◆ Set problem:
Reproduce all the lines exactly as they stand, apart from the pictures.
━━━━━━━━━━━━━━━━━━━━━━━━━━━━━━
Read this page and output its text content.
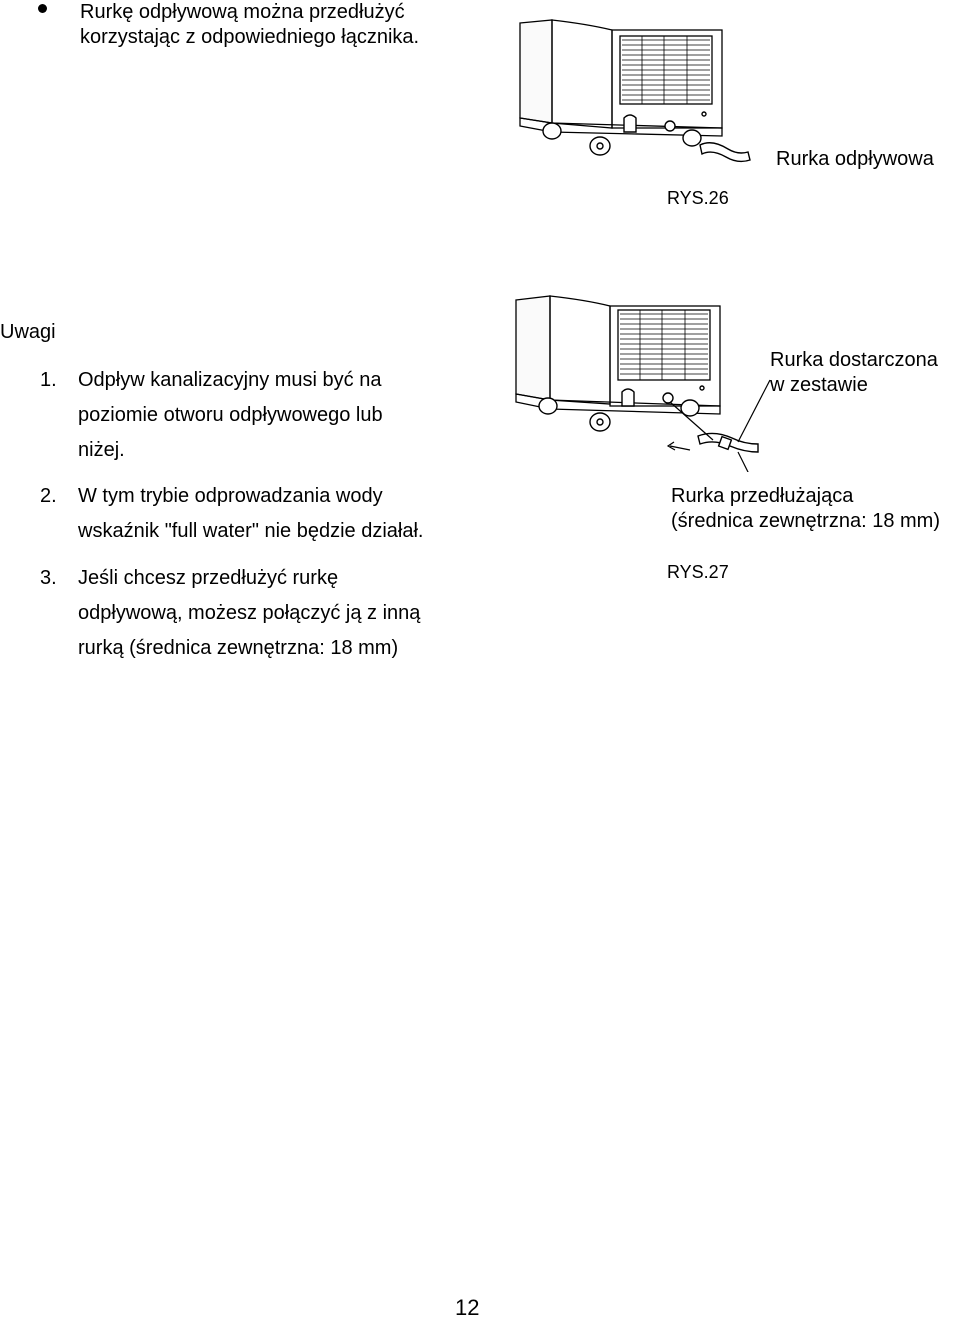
Rurkę odpływową można przedłużyć
korzystając z odpowiedniego łącznika.
Rurka odpływowa
RYS.26
Uwagi
1. Odpływ kanalizacyjny musi być na
poziomie otworu odpływowego lub
niżej.
2. W tym trybie odprowadzania wody
wskaźnik "full water" nie będzie działał.
3. Jeśli chcesz przedłużyć rurkę
odpływową, możesz połączyć ją z inną
rurką (średnica zewnętrzna: 18 mm)
Rurka dostarczona
w zestawie
Rurka przedłużająca
(średnica zewnętrzna: 18 mm)
RYS.27
12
━━━━━━━━━━━━━━━━━━━━━━━━━━━━━━
◆ Result for this exercise:
Read this page and output its text content.
Rurkę odpływową można przedłużyć
korzystając z odpowiedniego łącznika.
Rurka odpływowa
RYS.26
Uwagi
1. Odpływ kanalizacyjny musi być na
poziomie otworu odpływowego lub
niżej.
2. W tym trybie odprowadzania wody
wskaźnik "full water" nie będzie działał.
3. Jeśli chcesz przedłużyć rurkę
odpływową, możesz połączyć ją z inną
rurką (średnica zewnętrzna: 18 mm)
Rurka dostarczona
w zestawie
Rurka przedłużająca
(średnica zewnętrzna: 18 mm)
RYS.27
12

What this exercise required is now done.